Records
####################

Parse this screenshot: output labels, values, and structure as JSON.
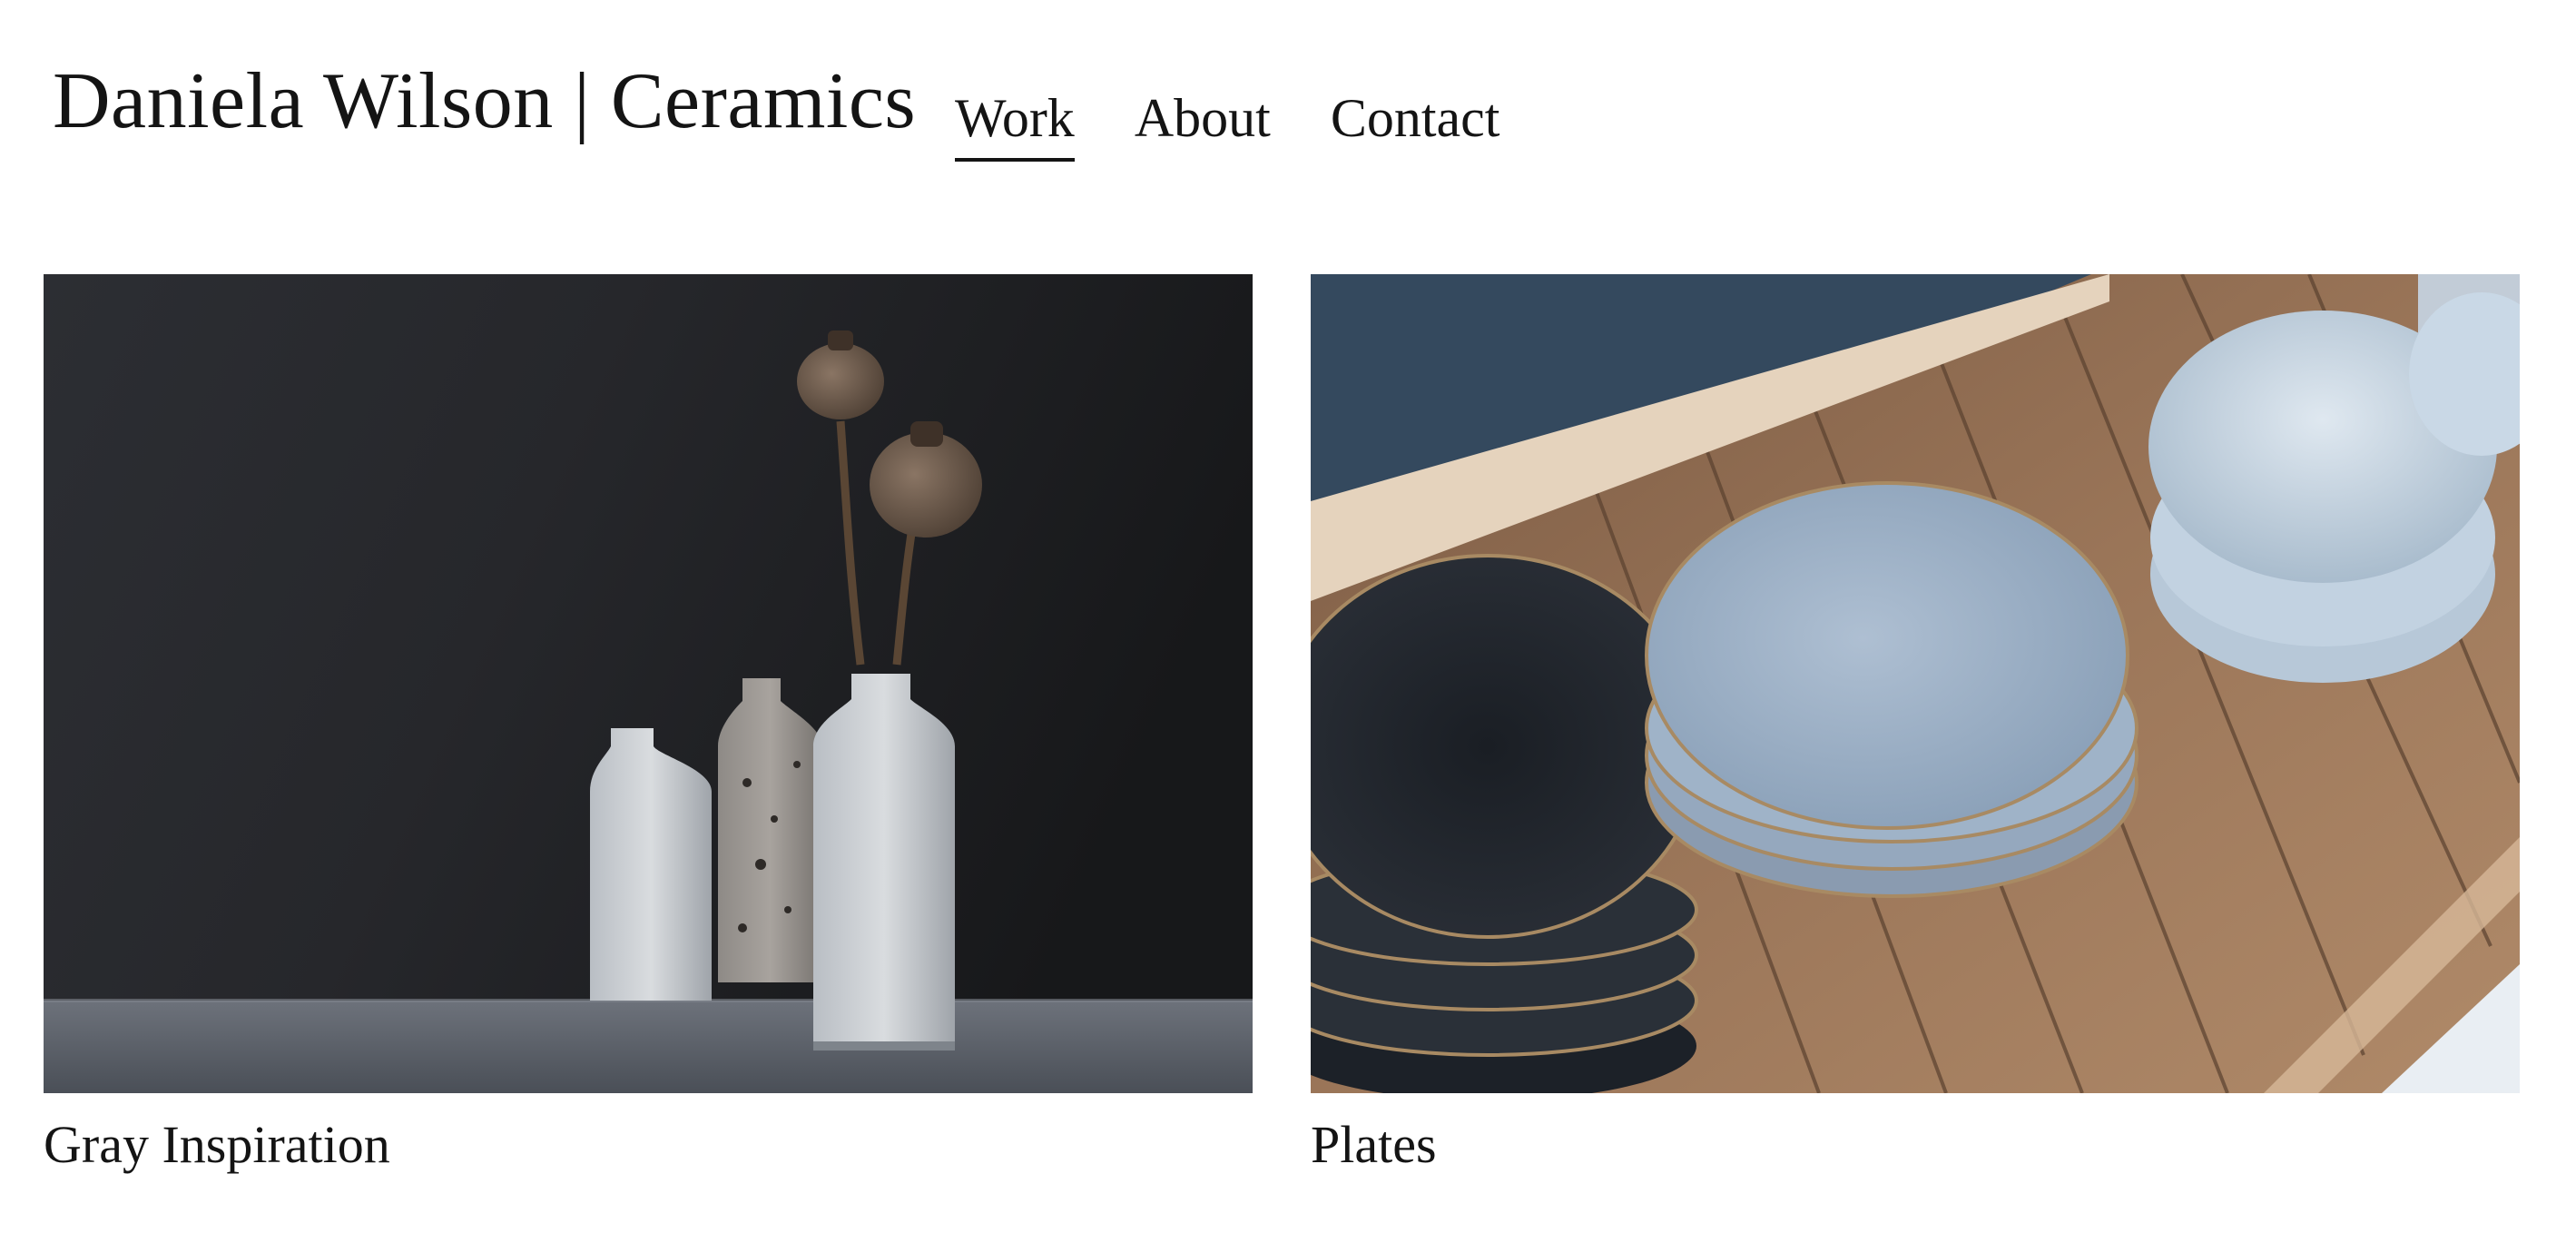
{
  "site": {
    "title": "Daniela Wilson | Ceramics"
  },
  "nav": {
    "items": [
      {
        "label": "Work",
        "active": true
      },
      {
        "label": "About",
        "active": false
      },
      {
        "label": "Contact",
        "active": false
      }
    ]
  },
  "gallery": {
    "items": [
      {
        "caption": "Gray Inspiration",
        "image": "vases-dried-poppies-photo"
      },
      {
        "caption": "Plates",
        "image": "plates-bowls-shelf-photo"
      }
    ]
  },
  "colors": {
    "text": "#141414",
    "background": "#ffffff"
  }
}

####################

--- Exercise description ---
What comes back should match the records exactly, minus any pictures.

--- Response to the exercise ---
Parse this screenshot: output labels, values, and structure as JSON.
{
  "site": {
    "title": "Daniela Wilson | Ceramics"
  },
  "nav": {
    "items": [
      {
        "label": "Work",
        "active": true
      },
      {
        "label": "About",
        "active": false
      },
      {
        "label": "Contact",
        "active": false
      }
    ]
  },
  "gallery": {
    "items": [
      {
        "caption": "Gray Inspiration",
        "image": "vases-dried-poppies-photo"
      },
      {
        "caption": "Plates",
        "image": "plates-bowls-shelf-photo"
      }
    ]
  },
  "colors": {
    "text": "#141414",
    "background": "#ffffff"
  }
}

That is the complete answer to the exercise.